> DATA FOR PROCESSING:
-*-

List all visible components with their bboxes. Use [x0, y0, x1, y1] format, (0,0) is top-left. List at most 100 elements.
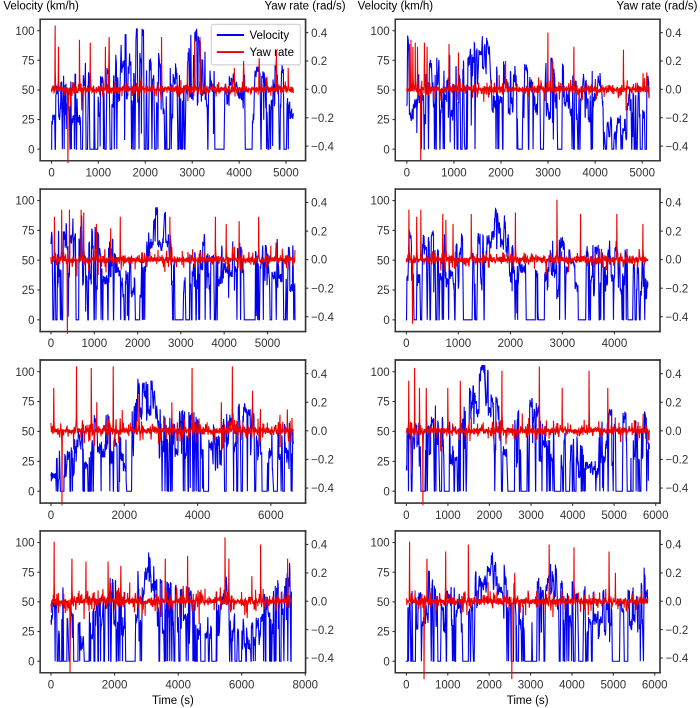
svg-text:0.0: 0.0 [311, 596, 327, 608]
svg-text:4000: 4000 [602, 338, 628, 350]
svg-text:0.4: 0.4 [666, 198, 683, 210]
svg-text:3000: 3000 [550, 338, 576, 350]
svg-text:5000: 5000 [255, 338, 281, 350]
svg-text:25: 25 [22, 457, 35, 469]
svg-text:100: 100 [371, 367, 390, 379]
svg-text:3000: 3000 [168, 338, 194, 350]
svg-text:6000: 6000 [643, 510, 669, 522]
svg-text:3000: 3000 [535, 168, 561, 180]
svg-text:4000: 4000 [185, 510, 211, 522]
svg-text:2000: 2000 [102, 679, 128, 691]
svg-text:0.2: 0.2 [666, 397, 682, 409]
svg-text:−0.4: −0.4 [666, 312, 689, 324]
svg-text:−0.2: −0.2 [666, 625, 689, 637]
svg-text:1000: 1000 [446, 338, 472, 350]
svg-text:5000: 5000 [273, 168, 299, 180]
svg-text:75: 75 [377, 567, 390, 579]
svg-text:6000: 6000 [229, 679, 255, 691]
svg-text:−0.4: −0.4 [311, 483, 334, 495]
svg-text:0.2: 0.2 [311, 568, 327, 580]
svg-text:0: 0 [404, 168, 410, 180]
svg-text:0.4: 0.4 [666, 28, 683, 40]
svg-text:Yaw rate (rad/s): Yaw rate (rad/s) [616, 0, 697, 12]
svg-text:1000: 1000 [435, 510, 461, 522]
svg-text:3000: 3000 [179, 168, 205, 180]
svg-text:50: 50 [377, 85, 390, 97]
svg-text:0: 0 [383, 486, 389, 498]
svg-text:0: 0 [383, 144, 389, 156]
svg-text:100: 100 [15, 196, 34, 208]
svg-text:3000: 3000 [518, 679, 544, 691]
svg-text:4000: 4000 [560, 510, 586, 522]
svg-text:−0.2: −0.2 [311, 283, 334, 295]
svg-text:Velocity: Velocity [249, 30, 289, 42]
svg-text:50: 50 [22, 255, 35, 267]
svg-text:0.2: 0.2 [311, 226, 327, 238]
svg-text:Yaw rate (rad/s): Yaw rate (rad/s) [264, 0, 345, 12]
svg-text:Yaw rate: Yaw rate [249, 47, 294, 59]
svg-text:25: 25 [377, 115, 390, 127]
svg-text:0.4: 0.4 [666, 540, 683, 552]
svg-text:0.4: 0.4 [666, 369, 683, 381]
svg-text:0.4: 0.4 [311, 198, 328, 210]
svg-text:0: 0 [403, 510, 409, 522]
svg-text:0: 0 [48, 510, 54, 522]
svg-text:50: 50 [377, 427, 390, 439]
svg-text:4000: 4000 [559, 679, 585, 691]
svg-text:25: 25 [377, 457, 390, 469]
svg-text:0: 0 [48, 338, 54, 350]
svg-text:−0.4: −0.4 [311, 141, 334, 153]
svg-text:Time (s): Time (s) [152, 695, 194, 707]
svg-text:2000: 2000 [477, 510, 503, 522]
svg-text:0.4: 0.4 [311, 540, 328, 552]
svg-text:2000: 2000 [488, 168, 514, 180]
svg-text:4000: 4000 [582, 168, 608, 180]
svg-text:50: 50 [22, 597, 35, 609]
svg-text:8000: 8000 [292, 679, 318, 691]
svg-text:0: 0 [383, 656, 389, 668]
svg-text:0.0: 0.0 [311, 426, 327, 438]
svg-text:25: 25 [377, 627, 390, 639]
svg-text:0.0: 0.0 [666, 84, 682, 96]
svg-text:Velocity (km/h): Velocity (km/h) [3, 0, 79, 12]
svg-text:25: 25 [22, 627, 35, 639]
svg-text:3000: 3000 [518, 510, 544, 522]
svg-text:5000: 5000 [601, 679, 627, 691]
svg-text:100: 100 [15, 538, 34, 550]
svg-text:−0.2: −0.2 [666, 283, 689, 295]
svg-text:−0.4: −0.4 [666, 141, 689, 153]
svg-text:100: 100 [15, 26, 34, 38]
svg-text:1000: 1000 [81, 338, 107, 350]
svg-text:50: 50 [22, 427, 35, 439]
svg-text:1000: 1000 [86, 168, 112, 180]
svg-text:−0.2: −0.2 [311, 113, 334, 125]
svg-text:100: 100 [371, 538, 390, 550]
svg-text:−0.2: −0.2 [666, 113, 689, 125]
svg-text:0.2: 0.2 [666, 56, 682, 68]
svg-text:100: 100 [15, 367, 34, 379]
svg-text:2000: 2000 [111, 510, 137, 522]
svg-text:4000: 4000 [165, 679, 191, 691]
svg-text:0: 0 [403, 679, 409, 691]
svg-text:50: 50 [377, 597, 390, 609]
svg-text:0: 0 [28, 144, 34, 156]
svg-text:2000: 2000 [498, 338, 524, 350]
svg-text:1000: 1000 [441, 168, 467, 180]
svg-text:2000: 2000 [132, 168, 158, 180]
svg-text:25: 25 [377, 285, 390, 297]
svg-text:25: 25 [22, 285, 35, 297]
svg-text:0.4: 0.4 [311, 28, 328, 40]
svg-text:5000: 5000 [601, 510, 627, 522]
svg-text:4000: 4000 [226, 168, 252, 180]
svg-text:−0.2: −0.2 [666, 455, 689, 467]
svg-text:2000: 2000 [125, 338, 151, 350]
svg-text:0: 0 [28, 486, 34, 498]
svg-text:50: 50 [22, 85, 35, 97]
svg-text:5000: 5000 [629, 168, 655, 180]
svg-text:75: 75 [22, 226, 35, 238]
svg-text:−0.2: −0.2 [311, 625, 334, 637]
svg-text:75: 75 [377, 397, 390, 409]
svg-text:0.0: 0.0 [666, 426, 682, 438]
svg-text:1000: 1000 [435, 679, 461, 691]
svg-text:0.0: 0.0 [311, 255, 327, 267]
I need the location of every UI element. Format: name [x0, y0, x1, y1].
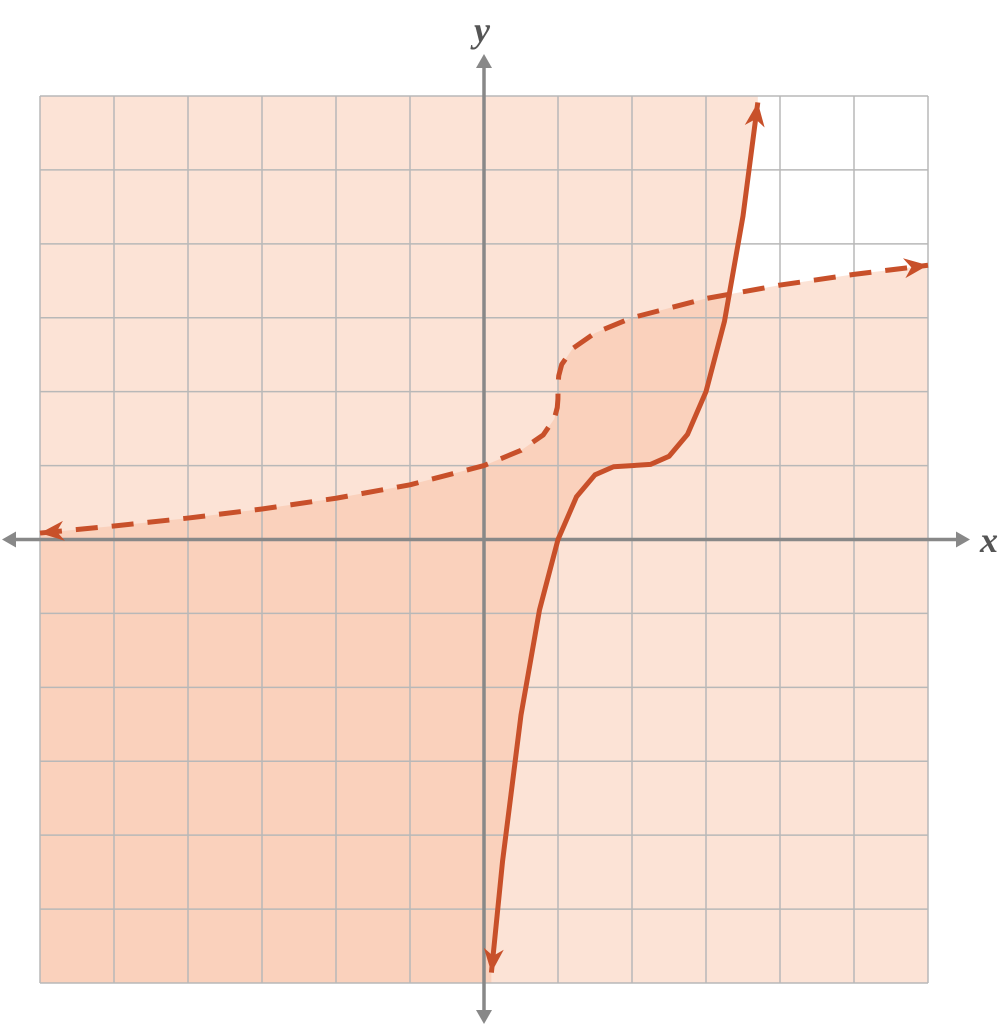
axes	[2, 54, 970, 1024]
curve-arrow	[40, 520, 65, 541]
curves	[39, 102, 929, 973]
curve	[39, 262, 929, 536]
axis-arrow	[956, 531, 970, 548]
axis-arrow	[2, 531, 16, 548]
x-axis-label: x	[979, 520, 998, 560]
y-axis-label: y	[470, 10, 491, 50]
curve-arrow	[744, 102, 765, 128]
axis-arrow	[476, 1010, 492, 1024]
curve-arrow	[483, 947, 504, 973]
axis-arrow	[476, 54, 492, 68]
curve	[488, 102, 761, 973]
curve-arrow	[902, 258, 928, 279]
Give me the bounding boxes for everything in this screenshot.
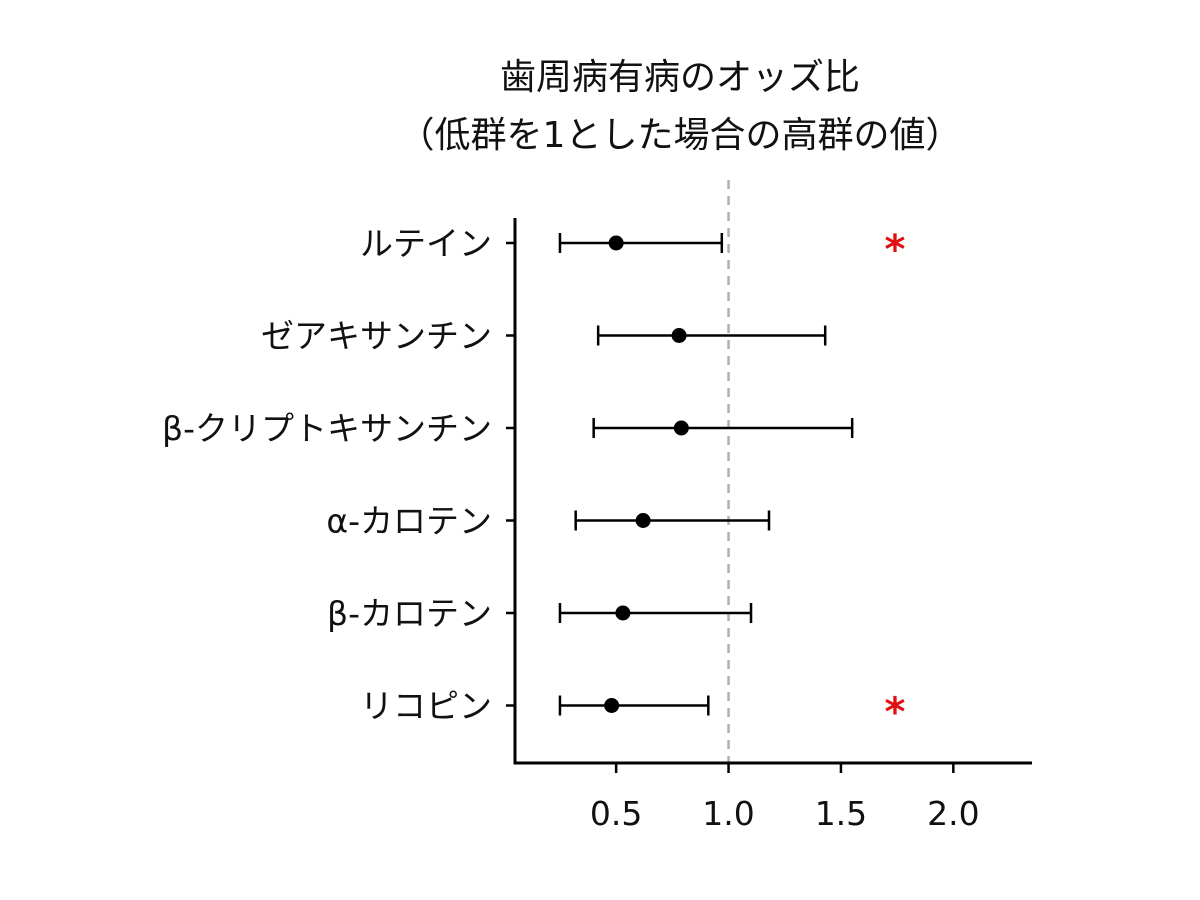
chart-title-line2: （低群を1とした場合の高群の値） bbox=[398, 115, 962, 156]
category-label: リコピン bbox=[360, 687, 492, 726]
category-label: α-カロテン bbox=[326, 502, 492, 541]
significance-marker: * bbox=[885, 690, 906, 736]
odds-ratio-point bbox=[671, 328, 687, 343]
chart-title-line1: 歯周病有病のオッズ比 bbox=[499, 57, 860, 98]
x-tick-label: 1.5 bbox=[815, 794, 867, 833]
category-label: ゼアキサンチン bbox=[261, 317, 492, 356]
significance-marker: * bbox=[885, 227, 906, 273]
x-tick-label: 1.0 bbox=[702, 794, 754, 833]
category-label: β-カロテン bbox=[327, 594, 492, 633]
x-tick-label: 0.5 bbox=[590, 794, 642, 833]
odds-ratio-point bbox=[673, 420, 689, 436]
category-label: ルテイン bbox=[360, 224, 492, 263]
odds-ratio-point bbox=[635, 513, 651, 528]
category-label: β-クリプトキサンチン bbox=[162, 409, 492, 448]
odds-ratio-point bbox=[608, 235, 624, 251]
odds-ratio-point bbox=[615, 605, 631, 621]
x-tick-label: 2.0 bbox=[927, 794, 979, 833]
odds-ratio-point bbox=[604, 698, 620, 713]
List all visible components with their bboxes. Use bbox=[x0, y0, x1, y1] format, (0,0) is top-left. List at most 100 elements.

-*-

> INSTRUCTION: In the listing, rewrite the stretch from the line containing "chart-title-line2: （低群を1とした場合の高群の値） bbox=[398, 115, 962, 156]" through the end of the listing, replacing "category-label" with "row-label" and leaving everything else unchanged.

> FINAL ANSWER:
chart-title-line2: （低群を1とした場合の高群の値） bbox=[398, 115, 962, 156]
row-label: リコピン bbox=[360, 687, 492, 726]
row-label: α-カロテン bbox=[326, 502, 492, 541]
significance-marker: * bbox=[885, 690, 906, 736]
odds-ratio-point bbox=[671, 328, 687, 343]
chart-title-line1: 歯周病有病のオッズ比 bbox=[499, 57, 860, 98]
x-tick-label: 1.5 bbox=[815, 794, 867, 833]
row-label: ゼアキサンチン bbox=[261, 317, 492, 356]
significance-marker: * bbox=[885, 227, 906, 273]
x-tick-label: 1.0 bbox=[702, 794, 754, 833]
row-label: β-カロテン bbox=[327, 594, 492, 633]
x-tick-label: 0.5 bbox=[590, 794, 642, 833]
odds-ratio-point bbox=[673, 420, 689, 436]
row-label: ルテイン bbox=[360, 224, 492, 263]
odds-ratio-point bbox=[635, 513, 651, 528]
row-label: β-クリプトキサンチン bbox=[162, 409, 492, 448]
odds-ratio-point bbox=[608, 235, 624, 251]
odds-ratio-point bbox=[615, 605, 631, 621]
x-tick-label: 2.0 bbox=[927, 794, 979, 833]
odds-ratio-point bbox=[604, 698, 620, 713]
List all visible components with their bboxes. Use bbox=[x0, y0, x1, y1] format, (0,0) is top-left. List at most 100 elements.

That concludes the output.